Your objective
Return the listing below unchanged, minus its pictures.

Stored entries
-- Begin --
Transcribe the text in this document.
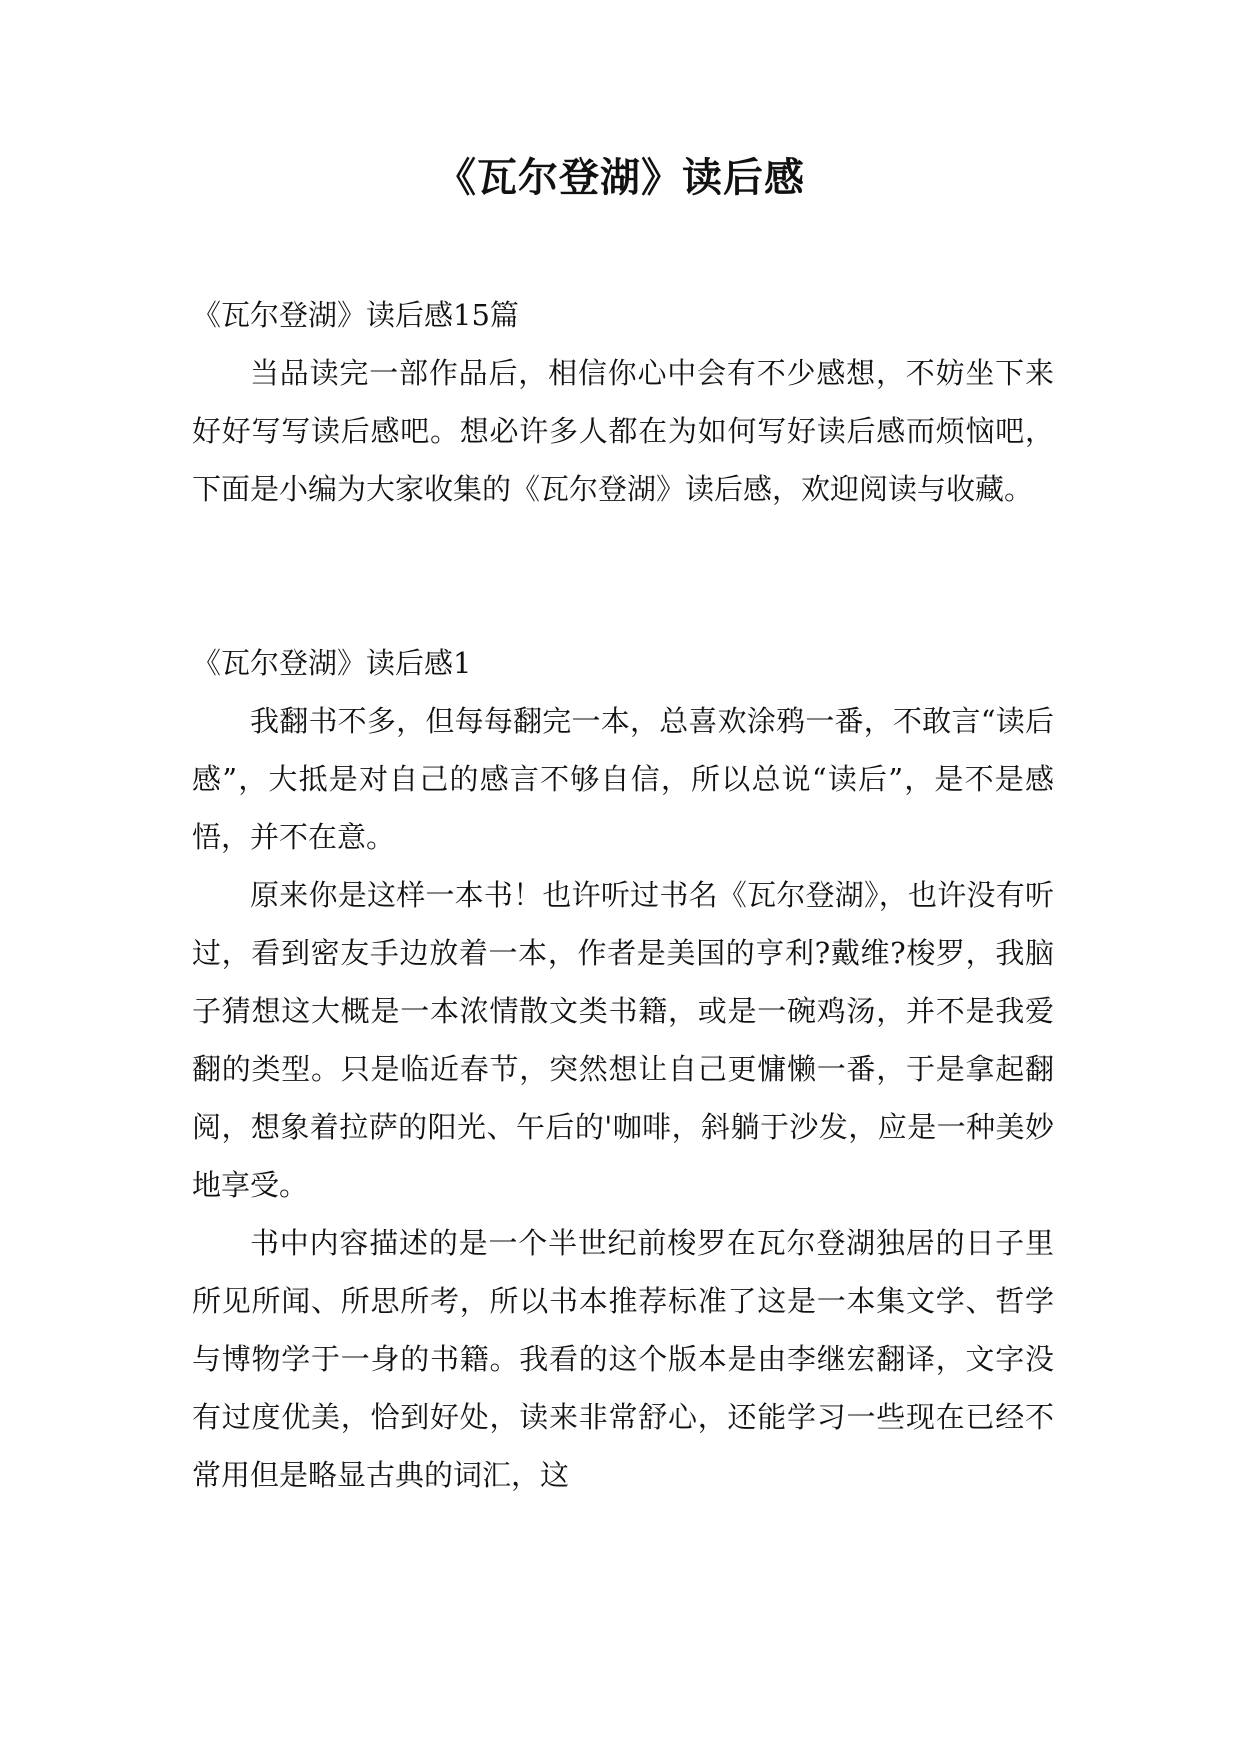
《瓦尔登湖》读后感

《瓦尔登湖》读后感15篇

当品读完一部作品后，相信你心中会有不少感想，不妨坐下来好好写写读后感吧。想必许多人都在为如何写好读后感而烦恼吧，下面是小编为大家收集的《瓦尔登湖》读后感，欢迎阅读与收藏。

《瓦尔登湖》读后感1

我翻书不多，但每每翻完一本，总喜欢涂鸦一番，不敢言“读后感”，大抵是对自己的感言不够自信，所以总说“读后”，是不是感悟，并不在意。

原来你是这样一本书！也许听过书名《瓦尔登湖》，也许没有听过，看到密友手边放着一本，作者是美国的亨利?戴维?梭罗，我脑子猜想这大概是一本浓情散文类书籍，或是一碗鸡汤，并不是我爱翻的类型。只是临近春节，突然想让自己更慵懒一番，于是拿起翻阅，想象着拉萨的阳光、午后的'咖啡，斜躺于沙发，应是一种美妙地享受。

书中内容描述的是一个半世纪前梭罗在瓦尔登湖独居的日子里所见所闻、所思所考，所以书本推荐标准了这是一本集文学、哲学与博物学于一身的书籍。我看的这个版本是由李继宏翻译，文字没有过度优美，恰到好处，读来非常舒心，还能学习一些现在已经不常用但是略显古典的词汇，这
-- End --
Answer for the task
Transcribe the text in this document.
《瓦尔登湖》读后感

《瓦尔登湖》读后感15篇

当品读完一部作品后，相信你心中会有不少感想，不妨坐下来好好写写读后感吧。想必许多人都在为如何写好读后感而烦恼吧，下面是小编为大家收集的《瓦尔登湖》读后感，欢迎阅读与收藏。

《瓦尔登湖》读后感1

我翻书不多，但每每翻完一本，总喜欢涂鸦一番，不敢言“读后感”，大抵是对自己的感言不够自信，所以总说“读后”，是不是感悟，并不在意。

原来你是这样一本书！也许听过书名《瓦尔登湖》，也许没有听过，看到密友手边放着一本，作者是美国的亨利?戴维?梭罗，我脑子猜想这大概是一本浓情散文类书籍，或是一碗鸡汤，并不是我爱翻的类型。只是临近春节，突然想让自己更慵懒一番，于是拿起翻阅，想象着拉萨的阳光、午后的'咖啡，斜躺于沙发，应是一种美妙地享受。

书中内容描述的是一个半世纪前梭罗在瓦尔登湖独居的日子里所见所闻、所思所考，所以书本推荐标准了这是一本集文学、哲学与博物学于一身的书籍。我看的这个版本是由李继宏翻译，文字没有过度优美，恰到好处，读来非常舒心，还能学习一些现在已经不常用但是略显古典的词汇，这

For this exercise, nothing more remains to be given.